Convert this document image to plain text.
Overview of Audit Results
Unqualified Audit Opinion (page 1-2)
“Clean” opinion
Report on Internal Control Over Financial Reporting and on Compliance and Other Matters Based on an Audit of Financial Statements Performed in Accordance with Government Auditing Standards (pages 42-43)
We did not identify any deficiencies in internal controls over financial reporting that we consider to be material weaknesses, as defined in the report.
————
EXERCISE INSTRUCTIONS:
Output the listing above without altering a single character.

SOLUTION TO THIS TASK:
Convert this document image to plain text.
Overview of Audit Results
Unqualified Audit Opinion (page 1-2)
“Clean” opinion
Report on Internal Control Over Financial Reporting and on Compliance and Other Matters Based on an Audit of Financial Statements Performed in Accordance with Government Auditing Standards (pages 42-43)
We did not identify any deficiencies in internal controls over financial reporting that we consider to be material weaknesses, as defined in the report.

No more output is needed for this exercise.